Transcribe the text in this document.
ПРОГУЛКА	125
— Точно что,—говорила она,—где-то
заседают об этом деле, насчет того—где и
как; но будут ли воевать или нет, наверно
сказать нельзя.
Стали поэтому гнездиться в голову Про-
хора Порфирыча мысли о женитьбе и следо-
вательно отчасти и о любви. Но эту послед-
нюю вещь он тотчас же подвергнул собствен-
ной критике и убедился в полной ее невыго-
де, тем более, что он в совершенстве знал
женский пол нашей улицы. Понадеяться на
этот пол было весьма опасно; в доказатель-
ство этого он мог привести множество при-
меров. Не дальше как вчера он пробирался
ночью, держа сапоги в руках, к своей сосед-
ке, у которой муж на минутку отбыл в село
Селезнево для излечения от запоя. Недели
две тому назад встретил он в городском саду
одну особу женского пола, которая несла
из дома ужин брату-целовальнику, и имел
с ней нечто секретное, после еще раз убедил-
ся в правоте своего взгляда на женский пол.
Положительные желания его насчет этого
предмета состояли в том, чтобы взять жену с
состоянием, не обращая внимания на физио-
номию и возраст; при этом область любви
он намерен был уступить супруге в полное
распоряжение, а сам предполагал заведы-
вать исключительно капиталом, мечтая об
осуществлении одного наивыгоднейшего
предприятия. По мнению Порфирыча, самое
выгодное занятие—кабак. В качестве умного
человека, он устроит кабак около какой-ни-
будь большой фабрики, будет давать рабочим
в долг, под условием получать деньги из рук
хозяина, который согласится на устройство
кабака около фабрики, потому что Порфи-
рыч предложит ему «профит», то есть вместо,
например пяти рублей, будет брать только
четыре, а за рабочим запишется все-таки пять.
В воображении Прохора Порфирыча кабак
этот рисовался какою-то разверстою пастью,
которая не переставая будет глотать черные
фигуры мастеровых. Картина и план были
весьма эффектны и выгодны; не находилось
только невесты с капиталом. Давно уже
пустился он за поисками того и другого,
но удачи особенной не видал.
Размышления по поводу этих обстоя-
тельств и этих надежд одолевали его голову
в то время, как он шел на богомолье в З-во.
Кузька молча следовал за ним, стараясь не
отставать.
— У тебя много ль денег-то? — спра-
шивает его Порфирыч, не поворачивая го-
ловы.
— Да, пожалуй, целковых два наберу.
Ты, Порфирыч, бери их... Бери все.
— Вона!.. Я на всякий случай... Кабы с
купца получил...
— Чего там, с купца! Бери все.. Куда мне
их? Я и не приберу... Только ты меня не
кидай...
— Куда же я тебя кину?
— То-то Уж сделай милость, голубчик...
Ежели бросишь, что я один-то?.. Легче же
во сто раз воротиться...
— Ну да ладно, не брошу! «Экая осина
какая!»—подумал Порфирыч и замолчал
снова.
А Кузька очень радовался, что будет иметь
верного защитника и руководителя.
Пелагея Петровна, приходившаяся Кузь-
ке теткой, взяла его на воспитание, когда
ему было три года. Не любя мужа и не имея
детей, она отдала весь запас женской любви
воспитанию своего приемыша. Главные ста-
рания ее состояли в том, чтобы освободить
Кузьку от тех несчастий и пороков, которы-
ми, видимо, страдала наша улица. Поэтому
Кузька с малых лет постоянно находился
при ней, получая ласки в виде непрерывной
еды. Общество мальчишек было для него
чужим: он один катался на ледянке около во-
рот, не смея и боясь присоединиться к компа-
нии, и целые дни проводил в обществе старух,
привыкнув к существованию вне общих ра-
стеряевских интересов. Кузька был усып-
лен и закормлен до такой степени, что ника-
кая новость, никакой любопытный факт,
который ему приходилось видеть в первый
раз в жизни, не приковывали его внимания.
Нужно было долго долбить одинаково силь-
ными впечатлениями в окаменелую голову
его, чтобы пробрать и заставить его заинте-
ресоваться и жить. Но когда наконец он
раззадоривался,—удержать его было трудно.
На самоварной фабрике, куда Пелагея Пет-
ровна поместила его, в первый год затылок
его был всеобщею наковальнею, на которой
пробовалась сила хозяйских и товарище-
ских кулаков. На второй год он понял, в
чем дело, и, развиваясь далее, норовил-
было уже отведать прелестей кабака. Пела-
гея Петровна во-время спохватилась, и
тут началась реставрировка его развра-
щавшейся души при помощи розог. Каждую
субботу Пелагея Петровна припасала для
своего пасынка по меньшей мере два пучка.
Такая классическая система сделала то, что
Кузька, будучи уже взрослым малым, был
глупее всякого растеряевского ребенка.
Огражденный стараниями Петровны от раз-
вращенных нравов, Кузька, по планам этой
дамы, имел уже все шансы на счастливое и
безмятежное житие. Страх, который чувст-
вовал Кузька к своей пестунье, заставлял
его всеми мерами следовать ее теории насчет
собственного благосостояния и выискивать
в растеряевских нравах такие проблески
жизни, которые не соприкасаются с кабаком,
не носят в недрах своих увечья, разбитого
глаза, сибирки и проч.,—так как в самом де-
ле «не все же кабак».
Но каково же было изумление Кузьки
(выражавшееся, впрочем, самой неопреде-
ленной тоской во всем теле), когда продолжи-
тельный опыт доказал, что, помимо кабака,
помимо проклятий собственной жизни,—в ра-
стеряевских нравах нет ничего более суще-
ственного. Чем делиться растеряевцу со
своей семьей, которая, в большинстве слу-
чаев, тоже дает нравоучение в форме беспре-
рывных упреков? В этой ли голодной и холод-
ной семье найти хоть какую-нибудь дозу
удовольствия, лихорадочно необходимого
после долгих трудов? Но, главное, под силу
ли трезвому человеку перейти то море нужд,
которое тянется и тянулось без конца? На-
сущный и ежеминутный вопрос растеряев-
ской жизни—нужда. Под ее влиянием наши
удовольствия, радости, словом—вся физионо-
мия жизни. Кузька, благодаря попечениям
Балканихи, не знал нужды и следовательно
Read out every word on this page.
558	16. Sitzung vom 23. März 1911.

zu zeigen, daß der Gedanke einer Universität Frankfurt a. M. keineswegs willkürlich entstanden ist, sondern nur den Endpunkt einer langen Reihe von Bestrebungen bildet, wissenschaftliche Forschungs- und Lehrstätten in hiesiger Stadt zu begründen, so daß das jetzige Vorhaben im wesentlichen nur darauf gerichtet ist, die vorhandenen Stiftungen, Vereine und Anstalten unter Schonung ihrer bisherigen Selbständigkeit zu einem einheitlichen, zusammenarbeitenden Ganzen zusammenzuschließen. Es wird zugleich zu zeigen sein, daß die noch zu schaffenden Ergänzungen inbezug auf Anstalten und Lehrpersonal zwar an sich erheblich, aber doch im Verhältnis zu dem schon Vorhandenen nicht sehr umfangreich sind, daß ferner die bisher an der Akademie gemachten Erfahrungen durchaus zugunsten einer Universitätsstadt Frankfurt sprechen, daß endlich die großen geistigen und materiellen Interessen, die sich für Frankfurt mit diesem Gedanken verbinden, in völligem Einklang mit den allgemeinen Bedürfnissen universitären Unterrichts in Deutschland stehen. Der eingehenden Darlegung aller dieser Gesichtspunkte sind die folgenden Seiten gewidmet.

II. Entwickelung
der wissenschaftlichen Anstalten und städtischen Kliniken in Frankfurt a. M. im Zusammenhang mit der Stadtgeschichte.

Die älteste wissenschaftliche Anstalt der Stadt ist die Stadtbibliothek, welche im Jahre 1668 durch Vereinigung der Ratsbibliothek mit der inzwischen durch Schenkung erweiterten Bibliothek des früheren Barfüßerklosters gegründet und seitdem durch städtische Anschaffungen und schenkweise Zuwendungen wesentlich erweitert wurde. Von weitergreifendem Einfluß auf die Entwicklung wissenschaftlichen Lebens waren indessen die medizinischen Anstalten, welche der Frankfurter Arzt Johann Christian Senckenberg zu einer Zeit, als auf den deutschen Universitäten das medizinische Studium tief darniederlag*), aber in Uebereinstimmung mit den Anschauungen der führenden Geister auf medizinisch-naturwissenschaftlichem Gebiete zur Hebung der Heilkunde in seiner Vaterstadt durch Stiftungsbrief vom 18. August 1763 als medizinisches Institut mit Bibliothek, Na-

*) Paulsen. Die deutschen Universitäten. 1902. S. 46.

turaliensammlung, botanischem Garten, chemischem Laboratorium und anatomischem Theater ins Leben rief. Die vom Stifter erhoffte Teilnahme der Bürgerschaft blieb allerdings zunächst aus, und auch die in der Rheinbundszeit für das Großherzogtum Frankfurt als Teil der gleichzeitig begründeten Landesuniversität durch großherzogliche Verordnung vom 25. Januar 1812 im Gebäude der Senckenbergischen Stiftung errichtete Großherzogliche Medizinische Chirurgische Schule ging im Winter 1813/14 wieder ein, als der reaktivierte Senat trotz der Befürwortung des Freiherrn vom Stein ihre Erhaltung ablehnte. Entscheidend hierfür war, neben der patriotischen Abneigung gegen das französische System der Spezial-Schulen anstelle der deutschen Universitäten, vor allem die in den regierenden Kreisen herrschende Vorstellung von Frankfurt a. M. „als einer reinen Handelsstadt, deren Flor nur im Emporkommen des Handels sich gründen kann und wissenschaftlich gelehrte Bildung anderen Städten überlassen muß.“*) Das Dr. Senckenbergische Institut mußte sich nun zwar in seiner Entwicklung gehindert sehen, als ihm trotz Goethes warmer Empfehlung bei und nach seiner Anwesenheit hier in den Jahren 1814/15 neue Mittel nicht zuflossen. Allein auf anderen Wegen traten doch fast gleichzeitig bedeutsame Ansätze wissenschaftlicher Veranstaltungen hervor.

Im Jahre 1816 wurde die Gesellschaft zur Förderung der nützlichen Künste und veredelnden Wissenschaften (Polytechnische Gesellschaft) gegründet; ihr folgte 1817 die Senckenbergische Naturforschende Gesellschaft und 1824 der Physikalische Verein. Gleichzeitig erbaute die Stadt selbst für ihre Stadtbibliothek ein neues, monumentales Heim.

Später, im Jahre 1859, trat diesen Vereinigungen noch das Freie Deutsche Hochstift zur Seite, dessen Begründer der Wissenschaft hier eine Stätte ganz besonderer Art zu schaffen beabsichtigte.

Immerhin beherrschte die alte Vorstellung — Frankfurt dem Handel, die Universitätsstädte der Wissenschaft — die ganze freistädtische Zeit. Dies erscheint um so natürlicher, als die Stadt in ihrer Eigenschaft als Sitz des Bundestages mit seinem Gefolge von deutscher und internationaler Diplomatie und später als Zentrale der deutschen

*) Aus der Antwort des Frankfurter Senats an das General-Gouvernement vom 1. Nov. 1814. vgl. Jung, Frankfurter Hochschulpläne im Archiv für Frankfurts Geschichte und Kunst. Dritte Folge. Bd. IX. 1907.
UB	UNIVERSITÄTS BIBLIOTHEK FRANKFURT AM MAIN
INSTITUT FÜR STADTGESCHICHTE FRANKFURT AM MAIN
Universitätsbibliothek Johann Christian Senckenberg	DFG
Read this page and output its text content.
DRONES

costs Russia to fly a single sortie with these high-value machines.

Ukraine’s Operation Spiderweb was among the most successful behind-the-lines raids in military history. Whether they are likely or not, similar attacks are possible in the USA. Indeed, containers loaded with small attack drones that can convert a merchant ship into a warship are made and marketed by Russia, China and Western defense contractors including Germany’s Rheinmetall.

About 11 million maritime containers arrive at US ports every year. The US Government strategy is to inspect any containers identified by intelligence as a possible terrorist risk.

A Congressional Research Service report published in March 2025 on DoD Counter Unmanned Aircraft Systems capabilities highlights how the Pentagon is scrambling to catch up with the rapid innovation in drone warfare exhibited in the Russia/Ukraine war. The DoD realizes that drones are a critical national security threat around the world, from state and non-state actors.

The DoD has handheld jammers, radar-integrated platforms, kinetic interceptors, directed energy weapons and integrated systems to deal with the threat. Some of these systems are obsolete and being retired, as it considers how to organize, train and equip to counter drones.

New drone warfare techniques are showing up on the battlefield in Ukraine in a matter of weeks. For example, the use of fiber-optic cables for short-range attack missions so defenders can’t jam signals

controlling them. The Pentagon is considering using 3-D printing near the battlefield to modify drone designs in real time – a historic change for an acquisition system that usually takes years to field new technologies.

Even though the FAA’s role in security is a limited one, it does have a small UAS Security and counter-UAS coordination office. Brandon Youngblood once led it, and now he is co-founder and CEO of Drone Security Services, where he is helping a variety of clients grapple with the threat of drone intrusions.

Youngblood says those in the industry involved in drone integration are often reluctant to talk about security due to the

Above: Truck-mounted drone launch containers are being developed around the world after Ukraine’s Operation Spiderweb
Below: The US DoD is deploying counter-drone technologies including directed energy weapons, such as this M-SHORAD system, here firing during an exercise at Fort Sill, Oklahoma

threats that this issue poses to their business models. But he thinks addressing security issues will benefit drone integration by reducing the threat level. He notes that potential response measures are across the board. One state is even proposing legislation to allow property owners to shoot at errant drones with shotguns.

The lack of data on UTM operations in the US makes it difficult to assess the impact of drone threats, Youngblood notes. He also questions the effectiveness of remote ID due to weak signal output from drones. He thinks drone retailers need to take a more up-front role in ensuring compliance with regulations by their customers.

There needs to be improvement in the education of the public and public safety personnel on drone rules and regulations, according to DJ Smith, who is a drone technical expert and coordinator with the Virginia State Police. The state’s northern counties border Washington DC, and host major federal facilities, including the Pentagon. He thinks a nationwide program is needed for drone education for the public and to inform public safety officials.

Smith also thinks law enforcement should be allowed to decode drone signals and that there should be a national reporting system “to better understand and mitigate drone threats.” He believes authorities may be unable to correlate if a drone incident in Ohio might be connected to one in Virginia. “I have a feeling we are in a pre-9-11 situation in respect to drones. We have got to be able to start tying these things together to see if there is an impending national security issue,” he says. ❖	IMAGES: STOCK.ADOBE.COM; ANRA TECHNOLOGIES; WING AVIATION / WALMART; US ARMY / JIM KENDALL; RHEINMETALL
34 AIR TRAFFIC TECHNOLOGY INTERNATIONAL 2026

+ + +

• [Task description] Count every line in the data where the string "Frankfurter" occurs. Give nothing except the number.

• [Output below] 2